● **Text excerpt**

--- --- ---

PARI/GP remains actively developed and widely used in computational number theory. Its influence extends well beyond direct users: SageMath embeds PARI/GP as a core arithmetic component, reaching it from Python through the cypari2 interface, and the L-functions and Modular Forms Database (LMFDB) counts it among its standard computational tools. The GAP computer algebra system can call into PARI through the Alnuth package for algebraic number theory. Recognition has followed this longevity: the project received the ACM SIGSAM Richard D. Jenks Memorial Prize in 2021 for excellence in software engineering applied to computer algebra.

Why It Matters

PARI/GP is a case study in the power of doing one thing extremely well. By refusing to be a general-purpose system and instead obsessing over the speed and breadth of number-theoretic computation, it became indispensable infrastructure for an entire research community. Generations of theorems have been conjectured, tested, and explored with PARI/GP at the keyboard, and its arithmetic engine quietly powers parts of much larger systems that most users never realize depend on it. More than forty years after its first appearance, it endures as both a working tool and a reminder that depth, not breadth, is sometimes the surest path to lasting relevance.

--- --- ---

● **Provided information**
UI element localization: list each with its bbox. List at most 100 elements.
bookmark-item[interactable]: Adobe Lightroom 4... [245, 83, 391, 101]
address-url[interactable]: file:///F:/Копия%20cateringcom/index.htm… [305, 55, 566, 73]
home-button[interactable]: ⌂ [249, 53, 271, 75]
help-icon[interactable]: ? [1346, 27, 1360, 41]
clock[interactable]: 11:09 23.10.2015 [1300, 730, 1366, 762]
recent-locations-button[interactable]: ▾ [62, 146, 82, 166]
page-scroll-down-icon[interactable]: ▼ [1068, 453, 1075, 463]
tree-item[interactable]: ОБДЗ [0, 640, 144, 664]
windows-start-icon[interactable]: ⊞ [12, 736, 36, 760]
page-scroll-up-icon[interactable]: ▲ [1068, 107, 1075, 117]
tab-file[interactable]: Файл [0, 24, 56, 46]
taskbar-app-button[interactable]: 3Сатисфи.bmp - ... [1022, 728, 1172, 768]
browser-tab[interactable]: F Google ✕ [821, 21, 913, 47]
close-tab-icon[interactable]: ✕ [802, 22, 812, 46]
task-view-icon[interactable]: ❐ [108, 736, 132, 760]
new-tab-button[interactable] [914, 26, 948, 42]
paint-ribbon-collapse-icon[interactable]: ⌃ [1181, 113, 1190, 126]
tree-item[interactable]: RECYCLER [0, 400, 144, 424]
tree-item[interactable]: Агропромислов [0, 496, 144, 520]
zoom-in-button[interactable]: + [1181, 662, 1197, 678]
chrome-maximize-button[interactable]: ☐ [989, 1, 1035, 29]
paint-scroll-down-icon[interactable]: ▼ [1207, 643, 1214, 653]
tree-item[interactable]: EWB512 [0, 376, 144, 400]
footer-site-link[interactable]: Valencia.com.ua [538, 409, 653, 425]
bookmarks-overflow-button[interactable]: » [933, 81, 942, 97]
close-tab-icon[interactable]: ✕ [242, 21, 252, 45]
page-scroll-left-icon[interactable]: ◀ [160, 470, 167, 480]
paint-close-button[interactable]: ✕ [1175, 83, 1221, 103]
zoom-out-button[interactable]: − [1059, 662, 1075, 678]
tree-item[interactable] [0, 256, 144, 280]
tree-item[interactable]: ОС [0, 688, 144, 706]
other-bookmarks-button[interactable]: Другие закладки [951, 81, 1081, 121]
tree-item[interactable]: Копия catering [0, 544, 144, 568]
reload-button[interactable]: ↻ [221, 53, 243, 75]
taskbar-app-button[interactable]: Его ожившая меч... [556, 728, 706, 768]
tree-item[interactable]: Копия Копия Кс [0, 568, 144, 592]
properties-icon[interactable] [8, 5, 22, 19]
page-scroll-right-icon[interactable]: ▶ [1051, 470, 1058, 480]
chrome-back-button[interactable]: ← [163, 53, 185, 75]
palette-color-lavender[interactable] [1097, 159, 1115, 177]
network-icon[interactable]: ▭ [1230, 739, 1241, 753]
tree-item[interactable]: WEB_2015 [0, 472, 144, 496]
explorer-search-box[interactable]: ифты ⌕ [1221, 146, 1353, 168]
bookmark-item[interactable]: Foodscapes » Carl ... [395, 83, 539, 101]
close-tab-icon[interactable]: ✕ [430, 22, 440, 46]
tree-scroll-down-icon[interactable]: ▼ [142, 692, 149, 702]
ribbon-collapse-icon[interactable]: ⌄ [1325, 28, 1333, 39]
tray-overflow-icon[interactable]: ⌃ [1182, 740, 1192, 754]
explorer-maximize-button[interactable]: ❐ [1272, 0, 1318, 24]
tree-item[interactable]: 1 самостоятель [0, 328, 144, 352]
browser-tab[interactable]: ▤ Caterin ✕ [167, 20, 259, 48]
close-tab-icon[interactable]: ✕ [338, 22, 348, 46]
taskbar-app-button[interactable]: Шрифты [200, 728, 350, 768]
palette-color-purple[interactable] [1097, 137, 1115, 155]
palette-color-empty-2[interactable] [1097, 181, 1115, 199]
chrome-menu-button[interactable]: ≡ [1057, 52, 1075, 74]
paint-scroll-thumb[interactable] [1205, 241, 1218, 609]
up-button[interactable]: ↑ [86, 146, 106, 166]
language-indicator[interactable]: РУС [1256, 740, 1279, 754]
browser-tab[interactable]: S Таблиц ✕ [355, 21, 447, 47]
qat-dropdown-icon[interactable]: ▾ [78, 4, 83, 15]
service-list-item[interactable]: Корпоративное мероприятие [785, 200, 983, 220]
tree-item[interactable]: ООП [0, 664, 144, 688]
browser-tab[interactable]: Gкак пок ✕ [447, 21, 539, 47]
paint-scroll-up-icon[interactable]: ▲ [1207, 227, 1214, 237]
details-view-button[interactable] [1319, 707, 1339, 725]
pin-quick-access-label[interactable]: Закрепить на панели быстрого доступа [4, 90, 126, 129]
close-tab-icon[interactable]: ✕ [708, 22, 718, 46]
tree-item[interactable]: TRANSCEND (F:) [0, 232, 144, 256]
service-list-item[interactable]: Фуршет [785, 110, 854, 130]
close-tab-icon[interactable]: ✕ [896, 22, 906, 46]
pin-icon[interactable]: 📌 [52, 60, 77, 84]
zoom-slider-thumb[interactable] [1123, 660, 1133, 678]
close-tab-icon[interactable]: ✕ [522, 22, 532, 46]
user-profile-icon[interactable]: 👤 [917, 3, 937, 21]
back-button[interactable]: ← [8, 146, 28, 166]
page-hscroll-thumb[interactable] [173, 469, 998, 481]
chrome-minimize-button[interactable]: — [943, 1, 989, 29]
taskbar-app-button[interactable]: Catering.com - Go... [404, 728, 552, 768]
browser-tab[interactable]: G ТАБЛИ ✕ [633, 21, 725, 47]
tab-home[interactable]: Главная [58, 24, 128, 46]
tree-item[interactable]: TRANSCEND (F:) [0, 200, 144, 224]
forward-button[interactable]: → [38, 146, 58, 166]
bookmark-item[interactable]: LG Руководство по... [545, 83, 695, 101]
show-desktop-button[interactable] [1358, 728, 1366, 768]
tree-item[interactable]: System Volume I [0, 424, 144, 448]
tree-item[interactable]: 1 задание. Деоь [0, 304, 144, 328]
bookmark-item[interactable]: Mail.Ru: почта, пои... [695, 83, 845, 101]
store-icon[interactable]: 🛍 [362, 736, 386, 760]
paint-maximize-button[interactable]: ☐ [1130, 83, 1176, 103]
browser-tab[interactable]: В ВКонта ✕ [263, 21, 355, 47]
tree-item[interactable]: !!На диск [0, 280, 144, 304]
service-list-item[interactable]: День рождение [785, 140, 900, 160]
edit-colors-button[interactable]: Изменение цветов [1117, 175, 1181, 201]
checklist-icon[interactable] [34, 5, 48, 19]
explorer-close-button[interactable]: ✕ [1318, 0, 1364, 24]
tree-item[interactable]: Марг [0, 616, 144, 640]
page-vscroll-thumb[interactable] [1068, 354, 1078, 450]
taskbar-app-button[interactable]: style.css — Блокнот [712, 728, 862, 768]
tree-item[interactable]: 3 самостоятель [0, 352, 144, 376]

--- --- ---

● **Problem to solve**
In the text about PARI/GP, what prize did the project receive in 2021?

● **Answer box**
The ACM SIGSAM Richard D. Jenks Memorial Prize.